> **GOAL**:
Leave out the pictures and repeat every record exactly.
═══
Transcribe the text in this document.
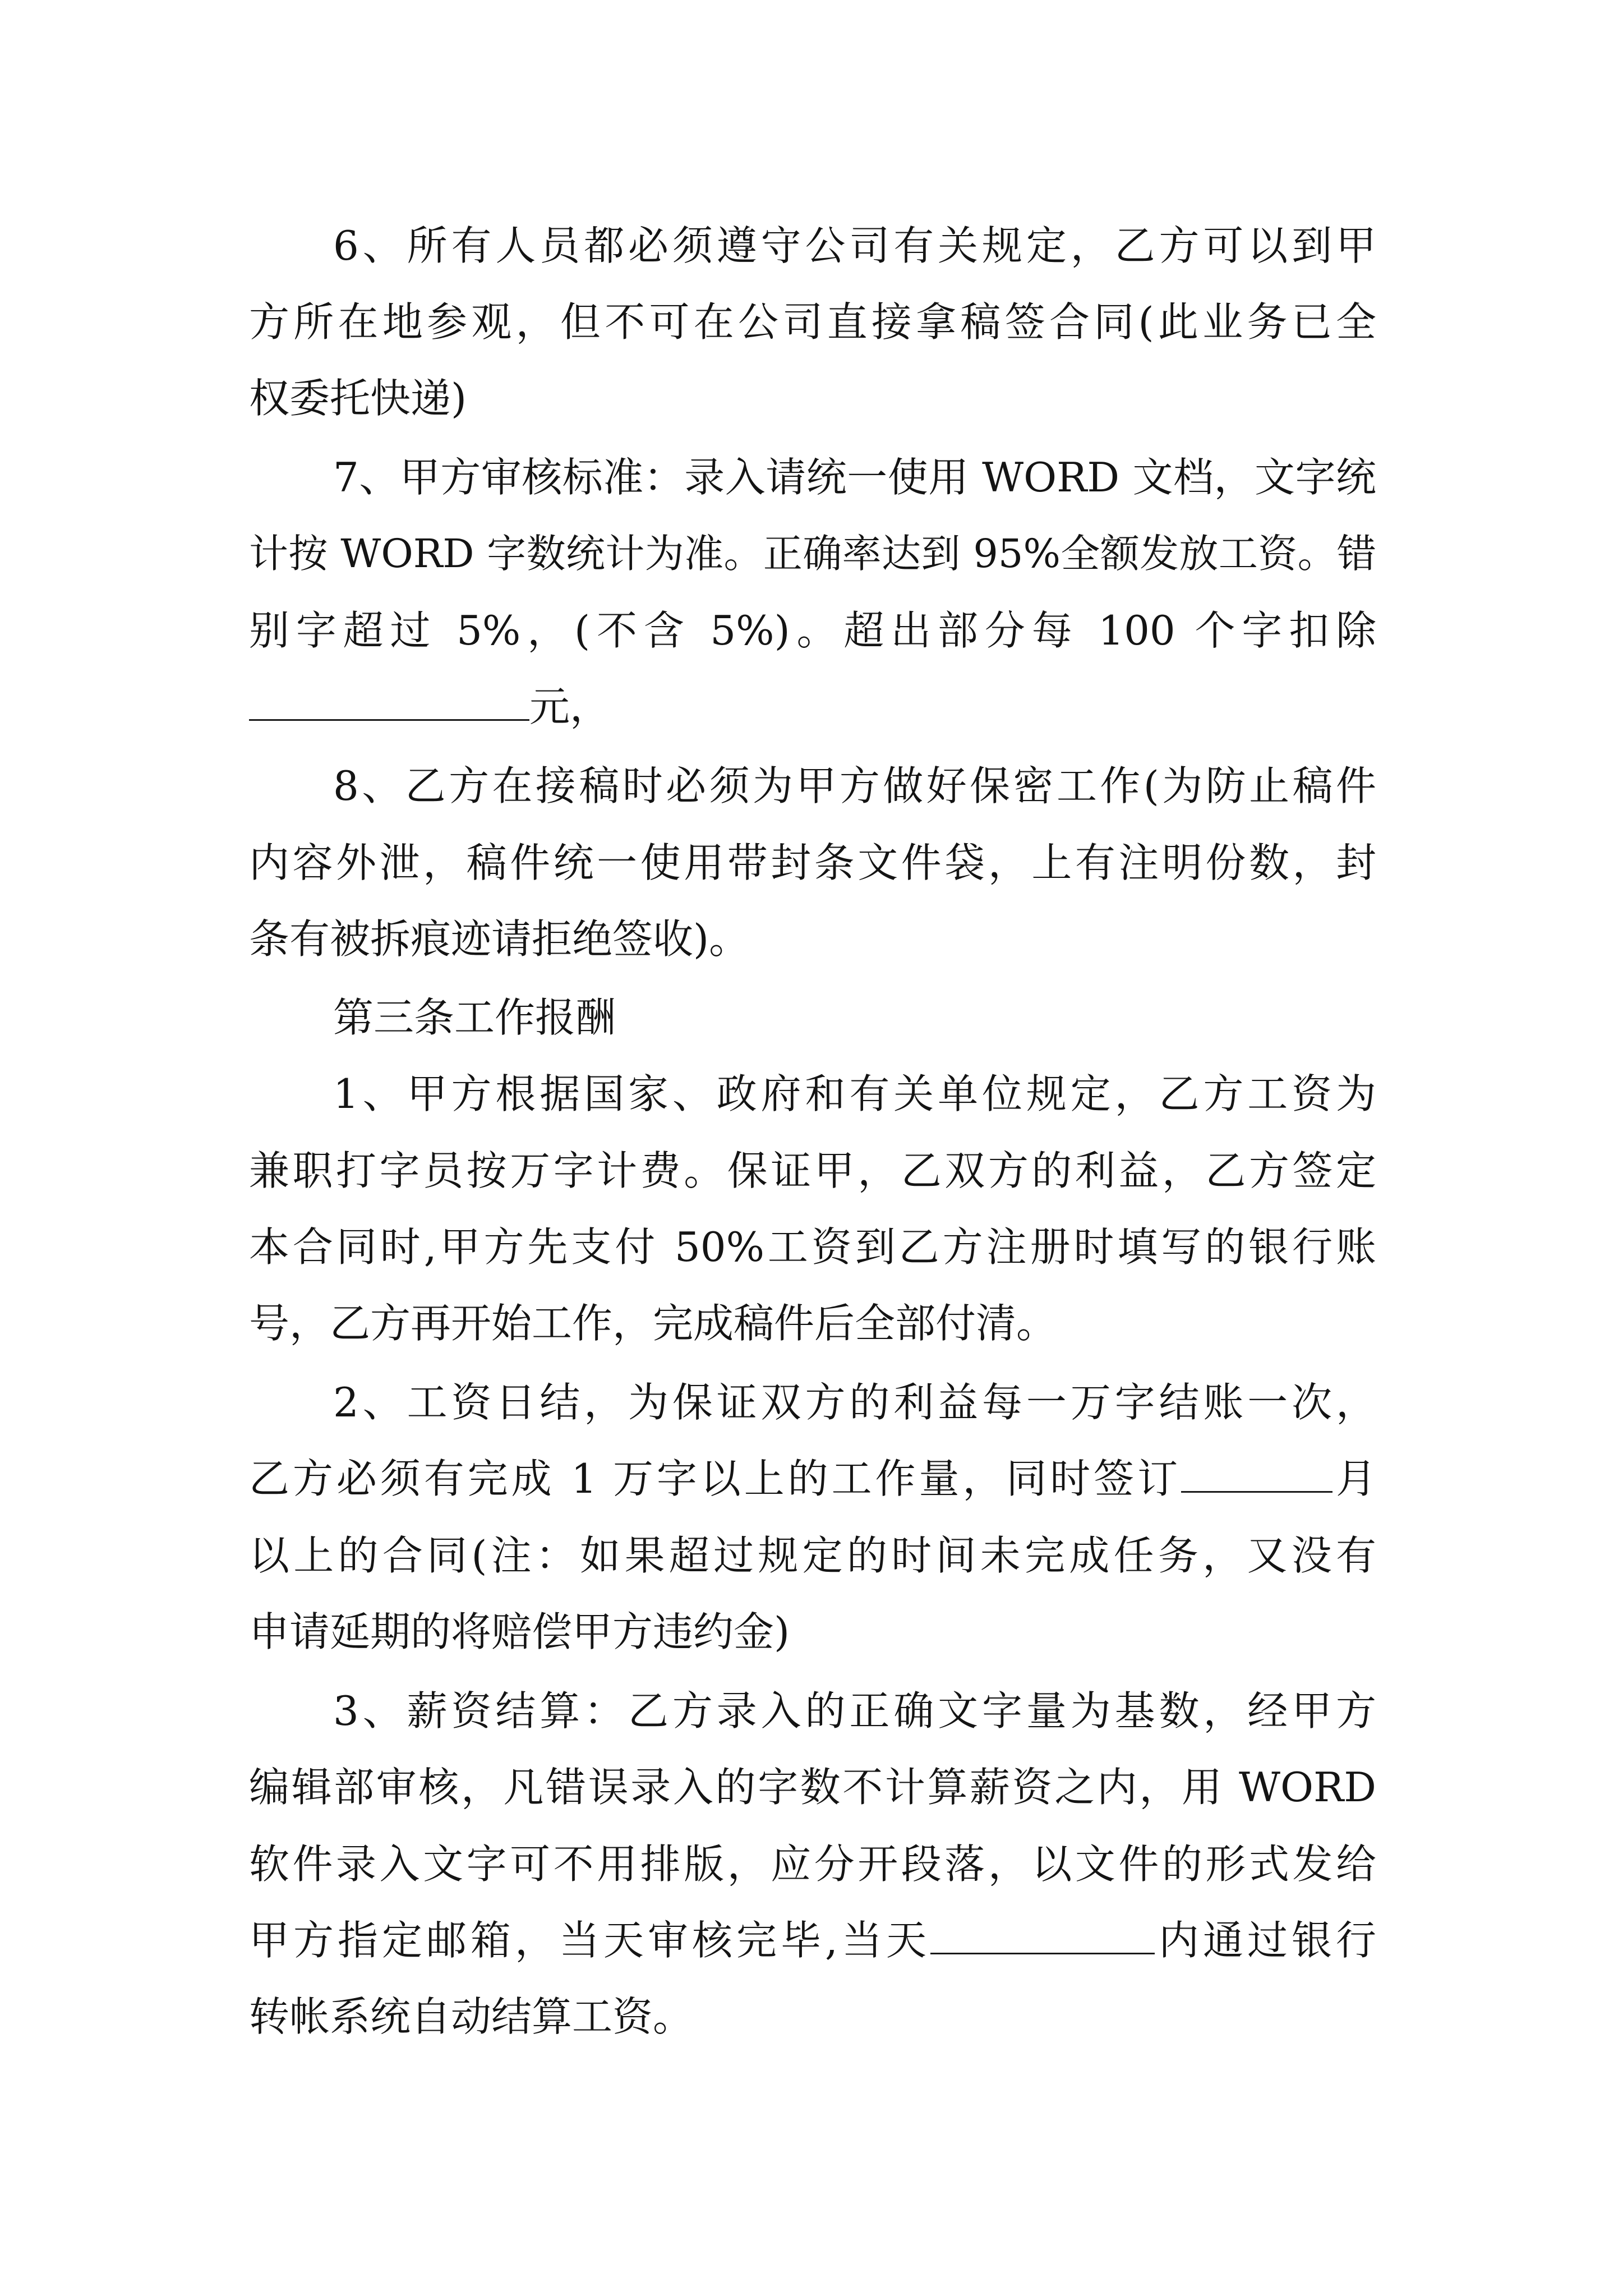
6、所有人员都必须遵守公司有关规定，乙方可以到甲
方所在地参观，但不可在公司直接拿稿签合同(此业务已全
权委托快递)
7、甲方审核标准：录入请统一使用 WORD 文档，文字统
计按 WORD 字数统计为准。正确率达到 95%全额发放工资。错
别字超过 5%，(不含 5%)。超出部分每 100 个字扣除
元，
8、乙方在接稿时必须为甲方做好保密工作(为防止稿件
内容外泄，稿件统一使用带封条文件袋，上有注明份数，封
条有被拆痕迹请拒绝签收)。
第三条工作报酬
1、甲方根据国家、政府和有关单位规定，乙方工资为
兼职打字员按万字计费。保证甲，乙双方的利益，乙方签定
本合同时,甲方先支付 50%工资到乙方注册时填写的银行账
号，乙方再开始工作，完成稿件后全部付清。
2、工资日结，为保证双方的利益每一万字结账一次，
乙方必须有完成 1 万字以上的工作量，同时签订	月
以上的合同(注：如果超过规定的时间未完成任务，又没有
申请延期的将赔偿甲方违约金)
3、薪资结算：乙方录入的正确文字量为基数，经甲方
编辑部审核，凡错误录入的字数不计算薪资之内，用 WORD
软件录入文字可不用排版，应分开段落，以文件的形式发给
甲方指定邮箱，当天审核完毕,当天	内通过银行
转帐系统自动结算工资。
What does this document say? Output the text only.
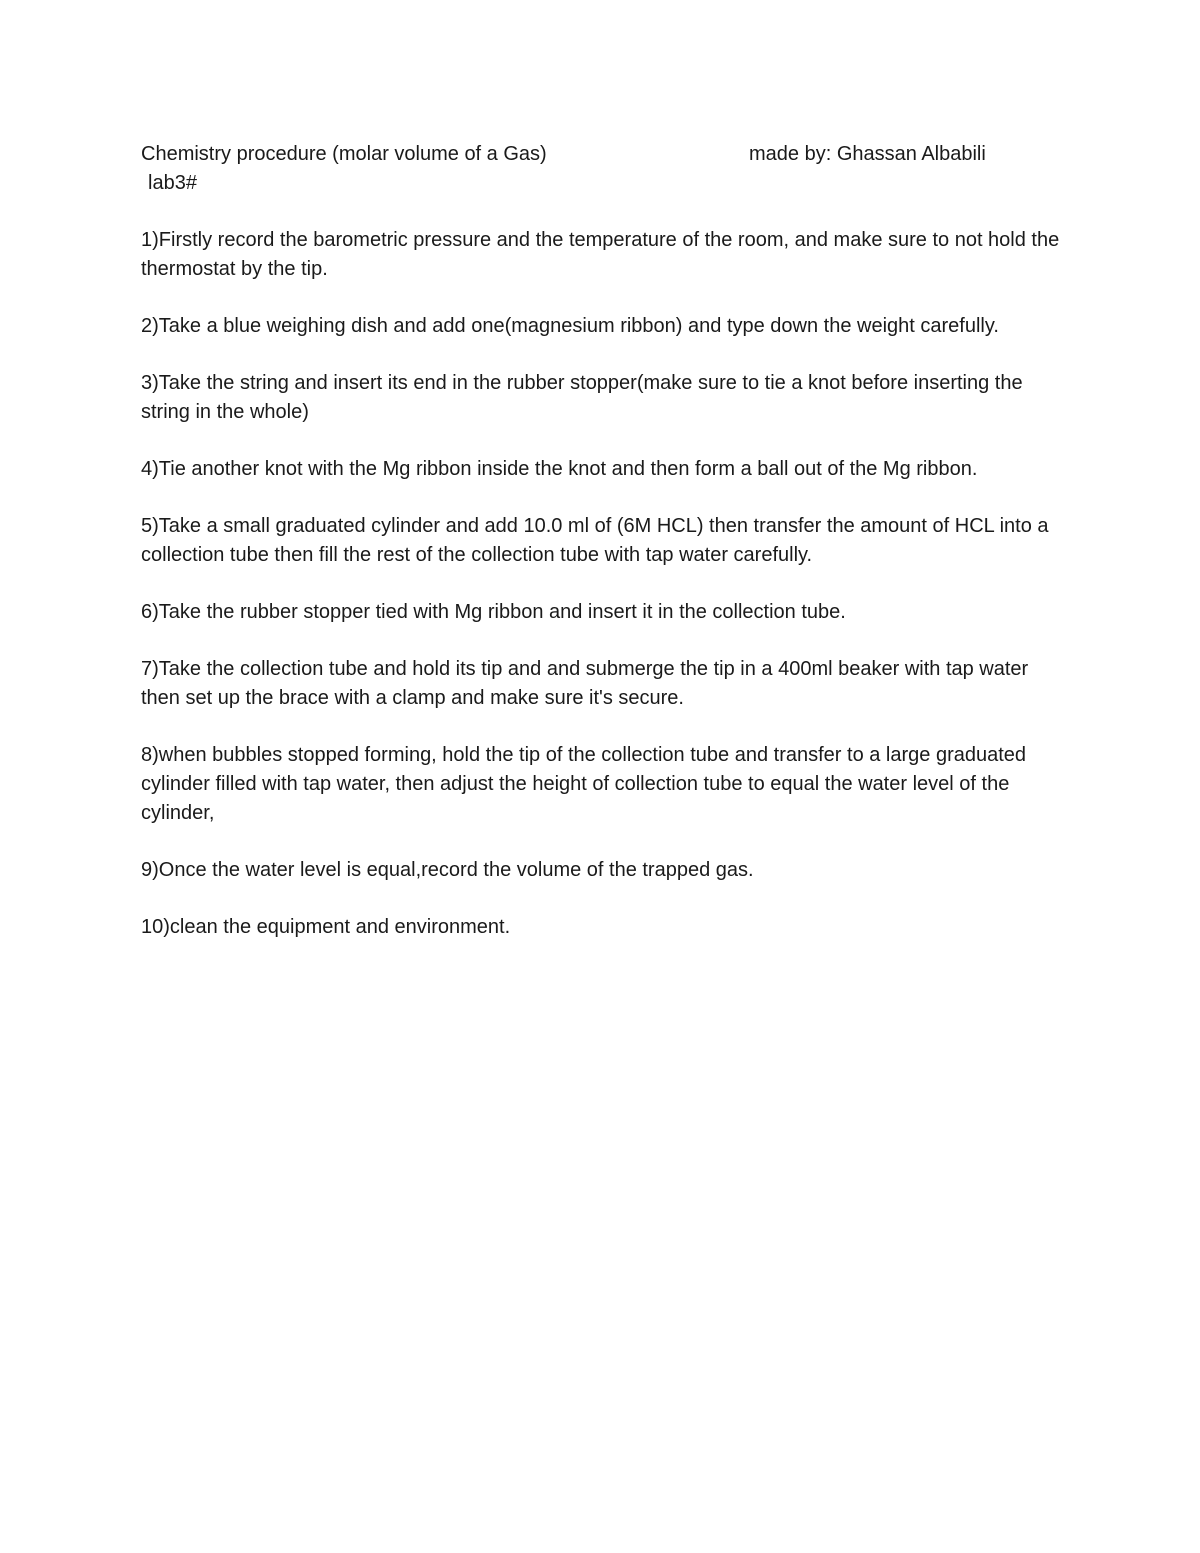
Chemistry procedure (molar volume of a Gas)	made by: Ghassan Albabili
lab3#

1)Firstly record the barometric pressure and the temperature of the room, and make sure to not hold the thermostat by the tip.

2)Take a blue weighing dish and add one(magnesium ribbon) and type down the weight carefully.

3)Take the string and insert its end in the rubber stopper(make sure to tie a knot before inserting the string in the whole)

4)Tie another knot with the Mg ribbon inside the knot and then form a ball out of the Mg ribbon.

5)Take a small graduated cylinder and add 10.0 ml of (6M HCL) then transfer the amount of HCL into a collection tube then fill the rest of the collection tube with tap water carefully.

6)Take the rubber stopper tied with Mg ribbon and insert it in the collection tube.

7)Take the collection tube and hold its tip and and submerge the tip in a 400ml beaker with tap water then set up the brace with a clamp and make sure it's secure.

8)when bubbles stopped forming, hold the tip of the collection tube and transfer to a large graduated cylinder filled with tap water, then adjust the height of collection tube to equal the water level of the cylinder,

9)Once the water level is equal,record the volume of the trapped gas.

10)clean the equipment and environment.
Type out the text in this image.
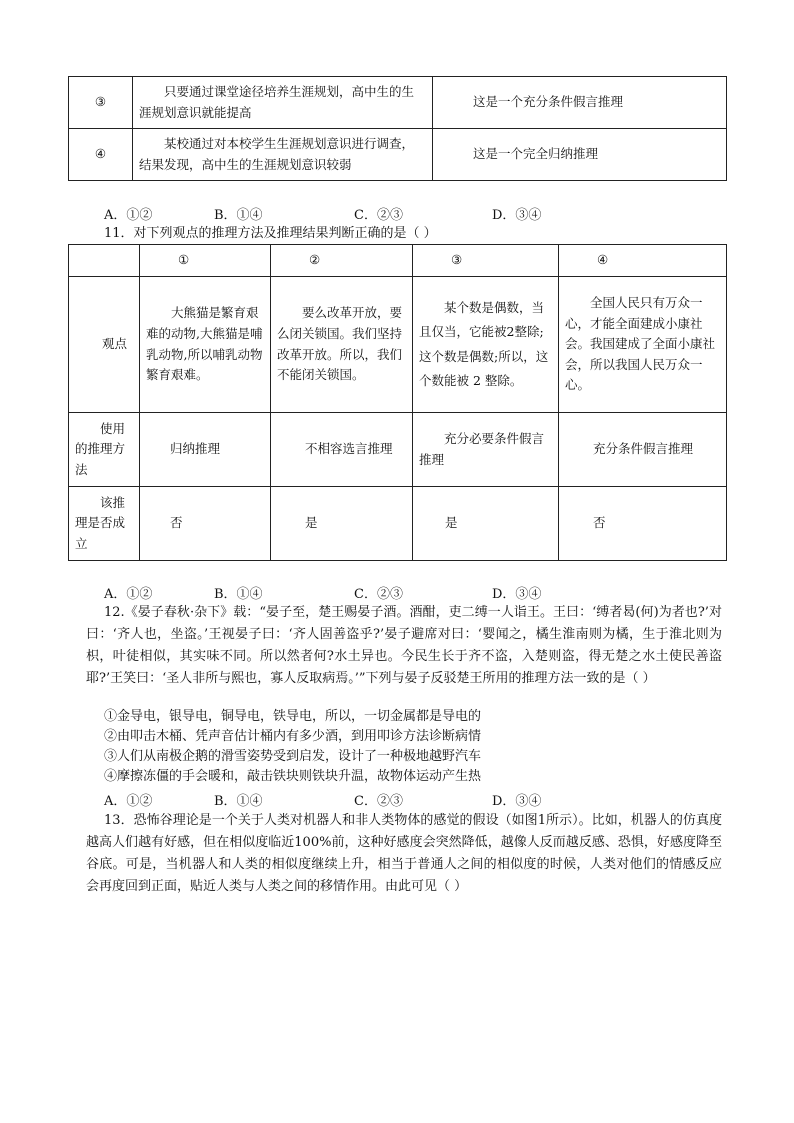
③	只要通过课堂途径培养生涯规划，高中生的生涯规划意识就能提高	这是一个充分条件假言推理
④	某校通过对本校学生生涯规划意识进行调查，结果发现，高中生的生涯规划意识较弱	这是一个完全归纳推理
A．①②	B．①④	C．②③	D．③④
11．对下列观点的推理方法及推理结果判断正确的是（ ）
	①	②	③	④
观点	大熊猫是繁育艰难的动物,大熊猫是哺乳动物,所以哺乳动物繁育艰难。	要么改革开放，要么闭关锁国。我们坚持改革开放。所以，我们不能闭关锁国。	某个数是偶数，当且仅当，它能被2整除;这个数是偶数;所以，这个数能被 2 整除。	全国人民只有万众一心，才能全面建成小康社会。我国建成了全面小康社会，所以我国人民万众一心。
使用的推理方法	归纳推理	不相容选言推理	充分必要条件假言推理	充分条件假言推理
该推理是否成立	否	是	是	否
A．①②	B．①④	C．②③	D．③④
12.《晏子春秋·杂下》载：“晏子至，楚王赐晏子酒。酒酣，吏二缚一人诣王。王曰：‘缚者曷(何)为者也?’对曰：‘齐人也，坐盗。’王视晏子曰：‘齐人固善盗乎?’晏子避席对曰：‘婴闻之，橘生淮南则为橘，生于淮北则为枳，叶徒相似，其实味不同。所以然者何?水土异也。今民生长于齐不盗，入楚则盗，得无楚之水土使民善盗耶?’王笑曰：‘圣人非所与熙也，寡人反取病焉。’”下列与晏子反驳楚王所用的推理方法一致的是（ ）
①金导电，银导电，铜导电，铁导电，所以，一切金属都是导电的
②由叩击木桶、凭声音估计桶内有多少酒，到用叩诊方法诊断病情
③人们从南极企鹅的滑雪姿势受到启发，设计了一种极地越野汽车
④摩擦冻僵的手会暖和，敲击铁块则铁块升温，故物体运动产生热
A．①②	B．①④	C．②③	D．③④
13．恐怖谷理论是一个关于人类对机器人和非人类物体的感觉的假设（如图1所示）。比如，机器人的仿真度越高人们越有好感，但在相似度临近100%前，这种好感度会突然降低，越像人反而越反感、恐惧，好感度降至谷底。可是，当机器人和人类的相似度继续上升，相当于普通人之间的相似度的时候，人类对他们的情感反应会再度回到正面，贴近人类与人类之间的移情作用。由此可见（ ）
═══
> **RESULT FOR THIS TASK**:
Transcribe the text in this document.
6、所有人员都必须遵守公司有关规定，乙方可以到甲
方所在地参观，但不可在公司直接拿稿签合同(此业务已全
权委托快递)
7、甲方审核标准：录入请统一使用 WORD 文档，文字统
计按 WORD 字数统计为准。正确率达到 95%全额发放工资。错
别字超过 5%，(不含 5%)。超出部分每 100 个字扣除
元，
8、乙方在接稿时必须为甲方做好保密工作(为防止稿件
内容外泄，稿件统一使用带封条文件袋，上有注明份数，封
条有被拆痕迹请拒绝签收)。
第三条工作报酬
1、甲方根据国家、政府和有关单位规定，乙方工资为
兼职打字员按万字计费。保证甲，乙双方的利益，乙方签定
本合同时,甲方先支付 50%工资到乙方注册时填写的银行账
号，乙方再开始工作，完成稿件后全部付清。
2、工资日结，为保证双方的利益每一万字结账一次，
乙方必须有完成 1 万字以上的工作量，同时签订	月
以上的合同(注：如果超过规定的时间未完成任务，又没有
申请延期的将赔偿甲方违约金)
3、薪资结算：乙方录入的正确文字量为基数，经甲方
编辑部审核，凡错误录入的字数不计算薪资之内，用 WORD
软件录入文字可不用排版，应分开段落，以文件的形式发给
甲方指定邮箱，当天审核完毕,当天	内通过银行
转帐系统自动结算工资。
What does this document say? Output the text only.
Chemistry procedure (molar volume of a Gas)	made by: Ghassan Albabili
lab3#

1)Firstly record the barometric pressure and the temperature of the room, and make sure to not hold the thermostat by the tip.

2)Take a blue weighing dish and add one(magnesium ribbon) and type down the weight carefully.

3)Take the string and insert its end in the rubber stopper(make sure to tie a knot before inserting the string in the whole)

4)Tie another knot with the Mg ribbon inside the knot and then form a ball out of the Mg ribbon.

5)Take a small graduated cylinder and add 10.0 ml of (6M HCL) then transfer the amount of HCL into a collection tube then fill the rest of the collection tube with tap water carefully.

6)Take the rubber stopper tied with Mg ribbon and insert it in the collection tube.

7)Take the collection tube and hold its tip and and submerge the tip in a 400ml beaker with tap water then set up the brace with a clamp and make sure it's secure.

8)when bubbles stopped forming, hold the tip of the collection tube and transfer to a large graduated cylinder filled with tap water, then adjust the height of collection tube to equal the water level of the cylinder,

9)Once the water level is equal,record the volume of the trapped gas.

10)clean the equipment and environment.
Type out the text in this image.
③	只要通过课堂途径培养生涯规划，高中生的生涯规划意识就能提高	这是一个充分条件假言推理
④	某校通过对本校学生生涯规划意识进行调查，结果发现，高中生的生涯规划意识较弱	这是一个完全归纳推理
A．①②	B．①④	C．②③	D．③④
11．对下列观点的推理方法及推理结果判断正确的是（ ）
	①	②	③	④
观点	大熊猫是繁育艰难的动物,大熊猫是哺乳动物,所以哺乳动物繁育艰难。	要么改革开放，要么闭关锁国。我们坚持改革开放。所以，我们不能闭关锁国。	某个数是偶数，当且仅当，它能被2整除;这个数是偶数;所以，这个数能被 2 整除。	全国人民只有万众一心，才能全面建成小康社会。我国建成了全面小康社会，所以我国人民万众一心。
使用的推理方法	归纳推理	不相容选言推理	充分必要条件假言推理	充分条件假言推理
该推理是否成立	否	是	是	否
A．①②	B．①④	C．②③	D．③④
12.《晏子春秋·杂下》载：“晏子至，楚王赐晏子酒。酒酣，吏二缚一人诣王。王曰：‘缚者曷(何)为者也?’对曰：‘齐人也，坐盗。’王视晏子曰：‘齐人固善盗乎?’晏子避席对曰：‘婴闻之，橘生淮南则为橘，生于淮北则为枳，叶徒相似，其实味不同。所以然者何?水土异也。今民生长于齐不盗，入楚则盗，得无楚之水土使民善盗耶?’王笑曰：‘圣人非所与熙也，寡人反取病焉。’”下列与晏子反驳楚王所用的推理方法一致的是（ ）
①金导电，银导电，铜导电，铁导电，所以，一切金属都是导电的
②由叩击木桶、凭声音估计桶内有多少酒，到用叩诊方法诊断病情
③人们从南极企鹅的滑雪姿势受到启发，设计了一种极地越野汽车
④摩擦冻僵的手会暖和，敲击铁块则铁块升温，故物体运动产生热
A．①②	B．①④	C．②③	D．③④
13．恐怖谷理论是一个关于人类对机器人和非人类物体的感觉的假设（如图1所示）。比如，机器人的仿真度越高人们越有好感，但在相似度临近100%前，这种好感度会突然降低，越像人反而越反感、恐惧，好感度降至谷底。可是，当机器人和人类的相似度继续上升，相当于普通人之间的相似度的时候，人类对他们的情感反应会再度回到正面，贴近人类与人类之间的移情作用。由此可见（ ）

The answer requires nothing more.